-------- DATASET CONTENT

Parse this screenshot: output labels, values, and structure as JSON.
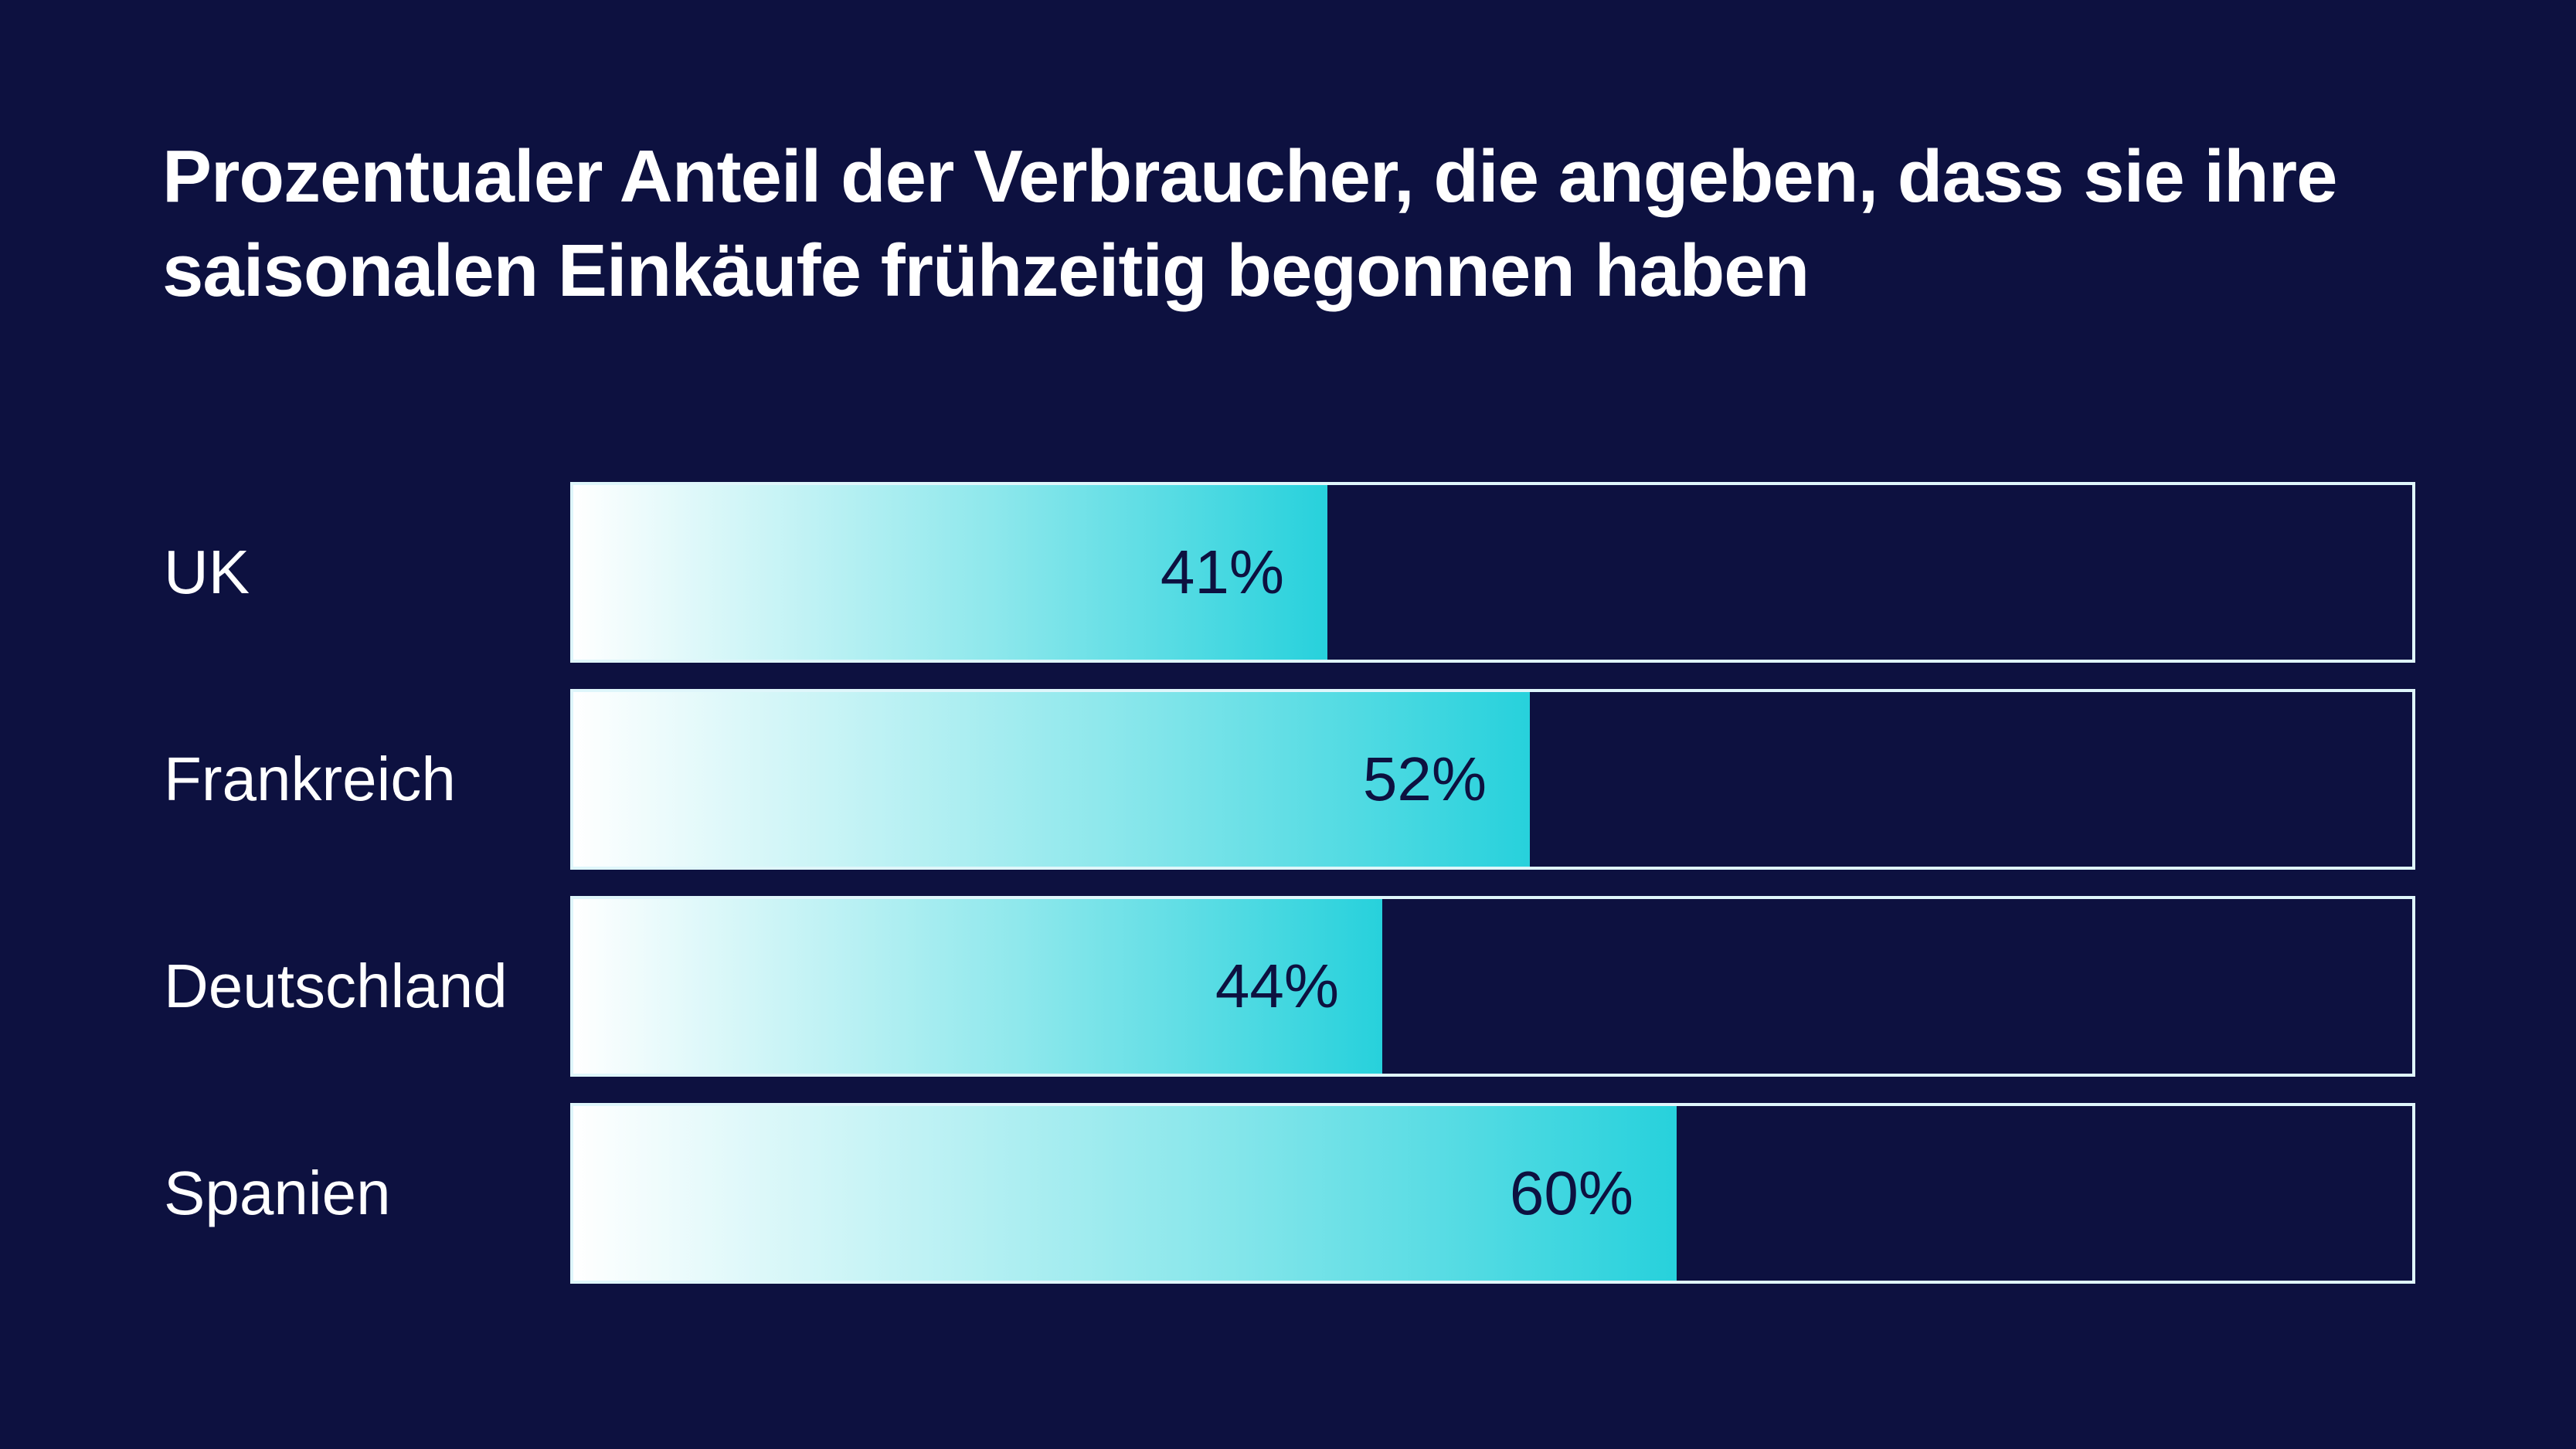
{
  "chart_data": {
    "type": "bar",
    "orientation": "horizontal",
    "title": "Prozentualer Anteil der Verbraucher, die angeben, dass sie ihre saisonalen Einkäufe frühzeitig begonnen haben",
    "categories": [
      "UK",
      "Frankreich",
      "Deutschland",
      "Spanien"
    ],
    "values": [
      41,
      52,
      44,
      60
    ],
    "value_labels": [
      "41%",
      "52%",
      "44%",
      "60%"
    ],
    "xlim": [
      0,
      100
    ],
    "grid": false,
    "legend": "none",
    "colors": {
      "background": "#0d1140",
      "bar_start": "#ffffff",
      "bar_end": "#27d1dc",
      "track_border": "#dff6fb",
      "text": "#ffffff",
      "value_text": "#0d1140"
    }
  }
}
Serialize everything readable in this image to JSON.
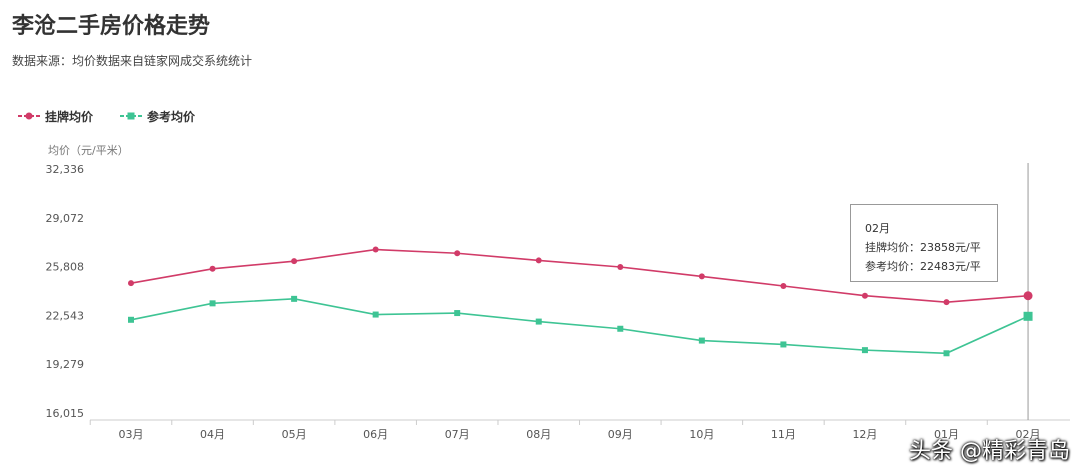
{
  "title": "李沧二手房价格走势",
  "subtitle": "数据来源：均价数据来自链家网成交系统统计",
  "watermark": "头条 @精彩青岛",
  "tooltip": {
    "month": "02月",
    "listing": "挂牌均价：23858元/平",
    "reference": "参考均价：22483元/平"
  },
  "colors": {
    "listing": "#d13b68",
    "reference": "#3ec494"
  },
  "chart_data": {
    "type": "line",
    "ylabel": "均价（元/平米）",
    "ylim": [
      16015,
      32336
    ],
    "yticks": [
      "32,336",
      "29,072",
      "25,808",
      "22,543",
      "19,279",
      "16,015"
    ],
    "categories": [
      "03月",
      "04月",
      "05月",
      "06月",
      "07月",
      "08月",
      "09月",
      "10月",
      "11月",
      "12月",
      "01月",
      "02月"
    ],
    "legend_position": "top-left",
    "series": [
      {
        "name": "挂牌均价",
        "marker": "circle",
        "values": [
          24700,
          25660,
          26170,
          26950,
          26700,
          26220,
          25780,
          25150,
          24510,
          23860,
          23430,
          23858
        ]
      },
      {
        "name": "参考均价",
        "marker": "square",
        "values": [
          22250,
          23350,
          23650,
          22600,
          22700,
          22130,
          21650,
          20860,
          20600,
          20220,
          20010,
          22483
        ]
      }
    ]
  }
}
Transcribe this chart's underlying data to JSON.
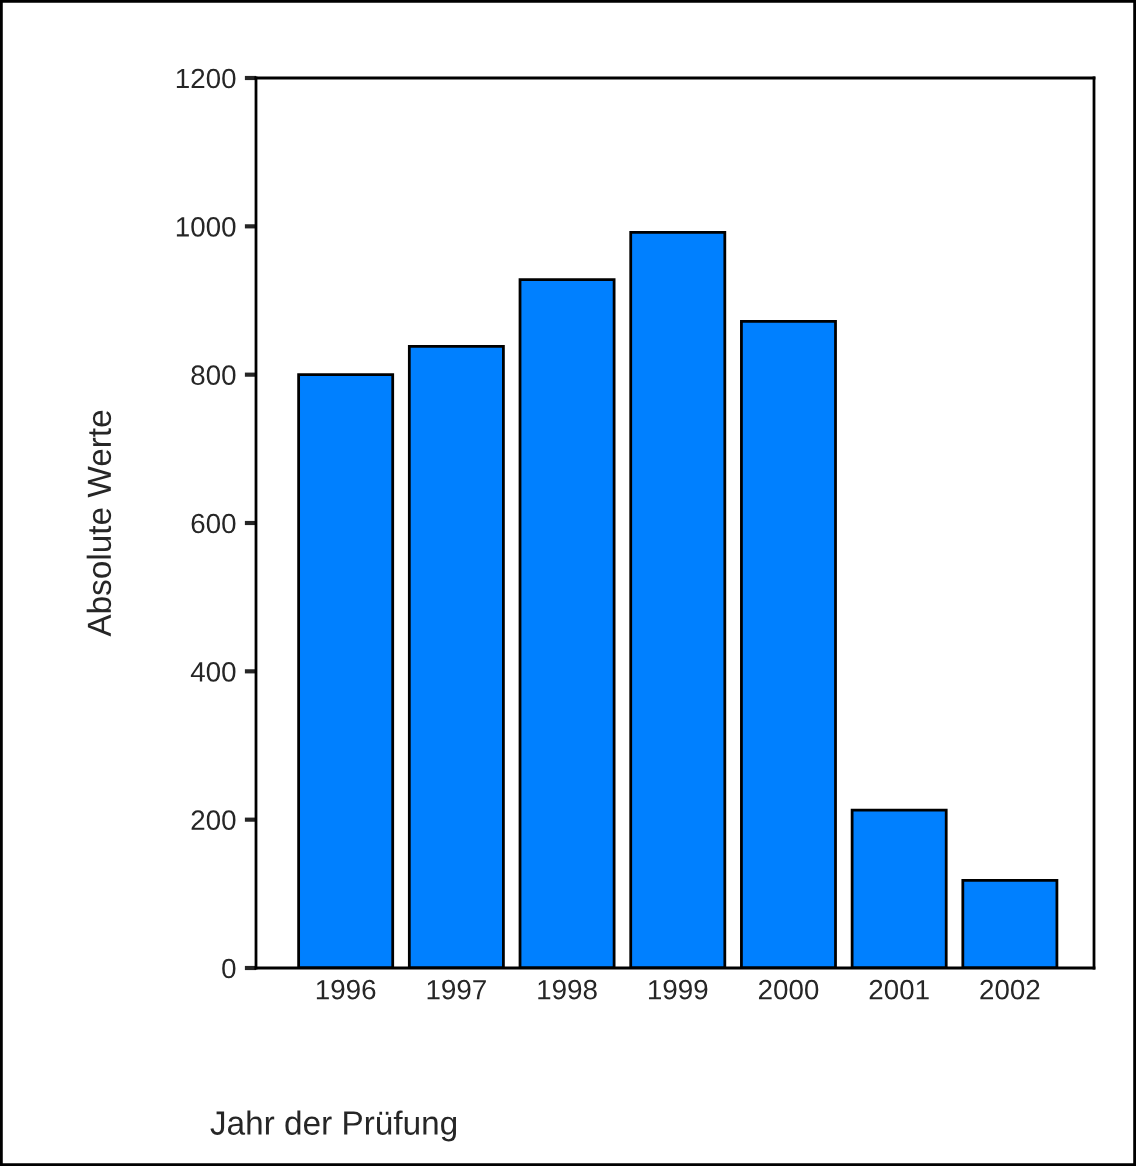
{
  "chart_data": {
    "type": "bar",
    "xlabel": "Jahr der Prüfung",
    "ylabel": "Absolute Werte",
    "categories": [
      "1996",
      "1997",
      "1998",
      "1999",
      "2000",
      "2001",
      "2002"
    ],
    "values": [
      800,
      838,
      928,
      992,
      872,
      213,
      118
    ],
    "color": "#0080ff",
    "ylim": [
      0,
      1200
    ],
    "yticks": [
      0,
      200,
      400,
      600,
      800,
      1000,
      1200
    ],
    "grid": false,
    "legend": false
  }
}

----------------

WHAT THIS TASK INVOLVES – Transcribe the records above exactly, leaving out every picture.

RESULT –
Parse this screenshot: output labels, values, and structure as JSON.
{
  "chart_data": {
    "type": "bar",
    "orientation": "horizontal",
    "title": "Prozentualer Anteil der Verbraucher, die angeben, dass sie ihre saisonalen Einkäufe frühzeitig begonnen haben",
    "categories": [
      "UK",
      "Frankreich",
      "Deutschland",
      "Spanien"
    ],
    "values": [
      41,
      52,
      44,
      60
    ],
    "value_labels": [
      "41%",
      "52%",
      "44%",
      "60%"
    ],
    "xlim": [
      0,
      100
    ],
    "grid": false,
    "legend": "none",
    "colors": {
      "background": "#0d1140",
      "bar_start": "#ffffff",
      "bar_end": "#27d1dc",
      "track_border": "#dff6fb",
      "text": "#ffffff",
      "value_text": "#0d1140"
    }
  }
}
Serialize everything readable in this image to JSON.
{
  "title": "李沧二手房价格走势",
  "subtitle": "数据来源：均价数据来自链家网成交系统统计",
  "watermark": "头条 @精彩青岛",
  "tooltip": {
    "month": "02月",
    "listing": "挂牌均价：23858元/平",
    "reference": "参考均价：22483元/平"
  },
  "colors": {
    "listing": "#d13b68",
    "reference": "#3ec494"
  },
  "chart_data": {
    "type": "line",
    "ylabel": "均价（元/平米）",
    "ylim": [
      16015,
      32336
    ],
    "yticks": [
      "32,336",
      "29,072",
      "25,808",
      "22,543",
      "19,279",
      "16,015"
    ],
    "categories": [
      "03月",
      "04月",
      "05月",
      "06月",
      "07月",
      "08月",
      "09月",
      "10月",
      "11月",
      "12月",
      "01月",
      "02月"
    ],
    "legend_position": "top-left",
    "series": [
      {
        "name": "挂牌均价",
        "marker": "circle",
        "values": [
          24700,
          25660,
          26170,
          26950,
          26700,
          26220,
          25780,
          25150,
          24510,
          23860,
          23430,
          23858
        ]
      },
      {
        "name": "参考均价",
        "marker": "square",
        "values": [
          22250,
          23350,
          23650,
          22600,
          22700,
          22130,
          21650,
          20860,
          20600,
          20220,
          20010,
          22483
        ]
      }
    ]
  }
}
Transcribe this chart's underlying data to JSON.
{
  "chart_data": {
    "type": "bar",
    "xlabel": "Jahr der Prüfung",
    "ylabel": "Absolute Werte",
    "categories": [
      "1996",
      "1997",
      "1998",
      "1999",
      "2000",
      "2001",
      "2002"
    ],
    "values": [
      800,
      838,
      928,
      992,
      872,
      213,
      118
    ],
    "color": "#0080ff",
    "ylim": [
      0,
      1200
    ],
    "yticks": [
      0,
      200,
      400,
      600,
      800,
      1000,
      1200
    ],
    "grid": false,
    "legend": false
  }
}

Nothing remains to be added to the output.